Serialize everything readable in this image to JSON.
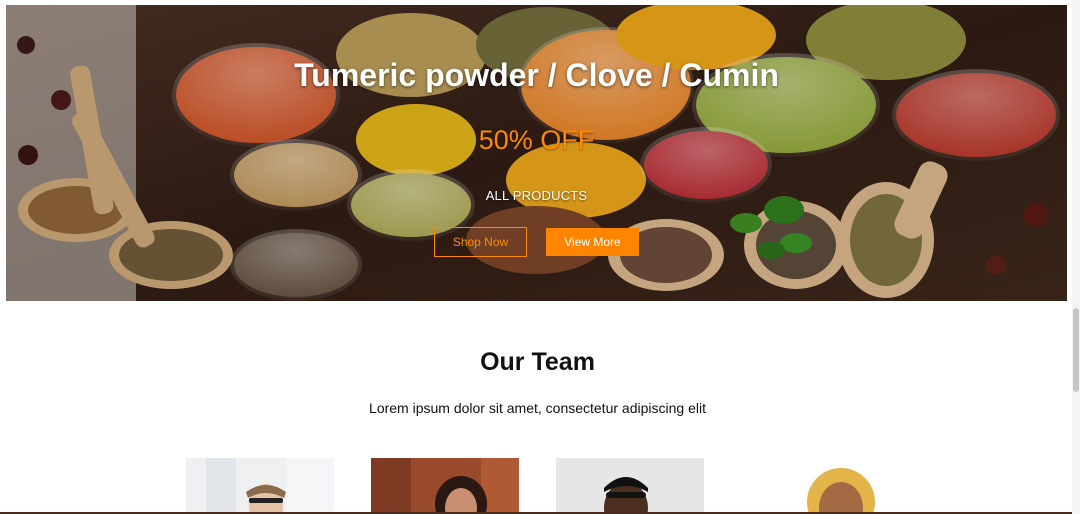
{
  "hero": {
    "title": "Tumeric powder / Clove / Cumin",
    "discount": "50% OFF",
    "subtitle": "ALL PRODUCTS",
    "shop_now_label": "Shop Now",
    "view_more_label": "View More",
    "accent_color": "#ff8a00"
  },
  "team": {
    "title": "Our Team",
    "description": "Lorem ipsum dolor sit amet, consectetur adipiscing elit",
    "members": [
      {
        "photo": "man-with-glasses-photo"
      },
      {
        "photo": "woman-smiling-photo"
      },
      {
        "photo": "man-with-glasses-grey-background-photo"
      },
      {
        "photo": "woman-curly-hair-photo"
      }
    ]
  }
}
* * *
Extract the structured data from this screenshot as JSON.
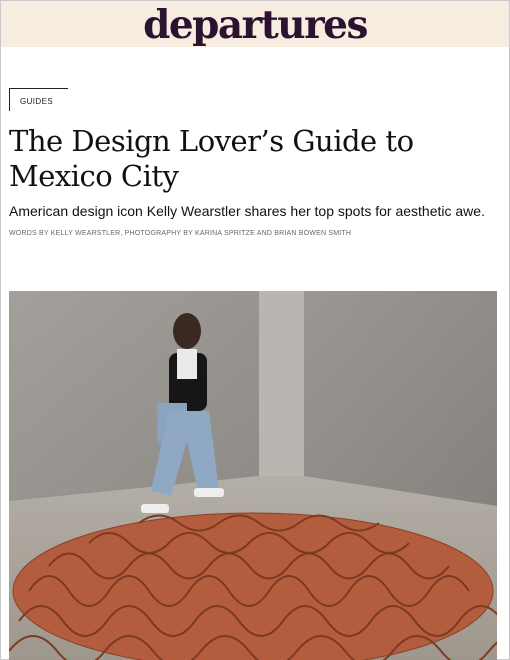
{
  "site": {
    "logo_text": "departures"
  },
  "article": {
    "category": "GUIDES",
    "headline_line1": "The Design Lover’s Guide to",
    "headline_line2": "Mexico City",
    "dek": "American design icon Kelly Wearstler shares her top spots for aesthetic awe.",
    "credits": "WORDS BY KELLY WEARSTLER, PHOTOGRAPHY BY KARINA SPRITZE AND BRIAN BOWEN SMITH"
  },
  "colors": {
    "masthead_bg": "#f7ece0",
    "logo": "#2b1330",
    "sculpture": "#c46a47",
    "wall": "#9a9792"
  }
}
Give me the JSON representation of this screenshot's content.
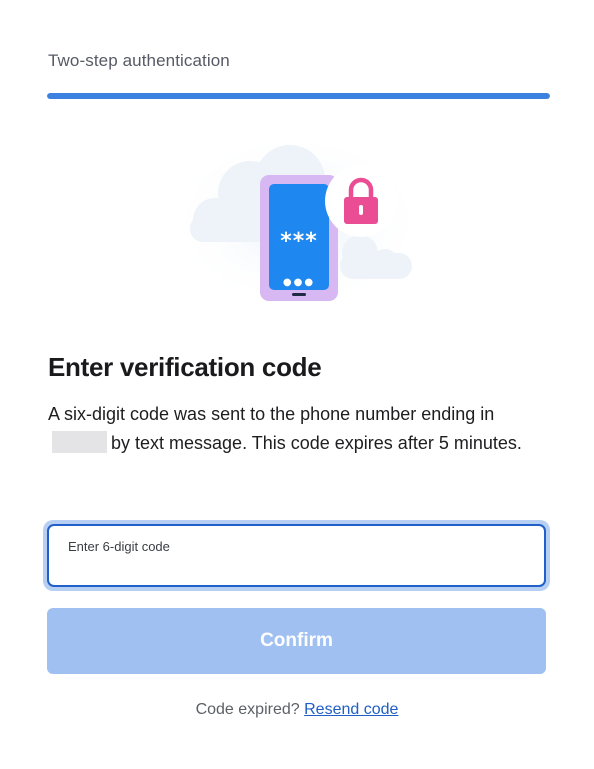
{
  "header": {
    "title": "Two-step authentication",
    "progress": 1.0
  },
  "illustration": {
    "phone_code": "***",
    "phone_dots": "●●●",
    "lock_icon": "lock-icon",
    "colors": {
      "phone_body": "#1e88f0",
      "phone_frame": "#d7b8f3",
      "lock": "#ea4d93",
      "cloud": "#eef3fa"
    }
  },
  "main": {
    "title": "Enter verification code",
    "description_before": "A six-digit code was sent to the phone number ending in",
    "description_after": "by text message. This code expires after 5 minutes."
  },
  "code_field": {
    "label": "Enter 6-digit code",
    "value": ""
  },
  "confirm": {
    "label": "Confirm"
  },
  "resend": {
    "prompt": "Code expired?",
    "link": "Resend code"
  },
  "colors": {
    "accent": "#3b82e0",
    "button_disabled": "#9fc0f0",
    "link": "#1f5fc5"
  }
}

## Exercise instructions
Copy each line of the listing that holds the word "JSON".

## Solution for this problem
Serialize everything readable in this image to JSON.
Extract the structured data from this screenshot as JSON.
Give me the JSON representation of this screenshot's content.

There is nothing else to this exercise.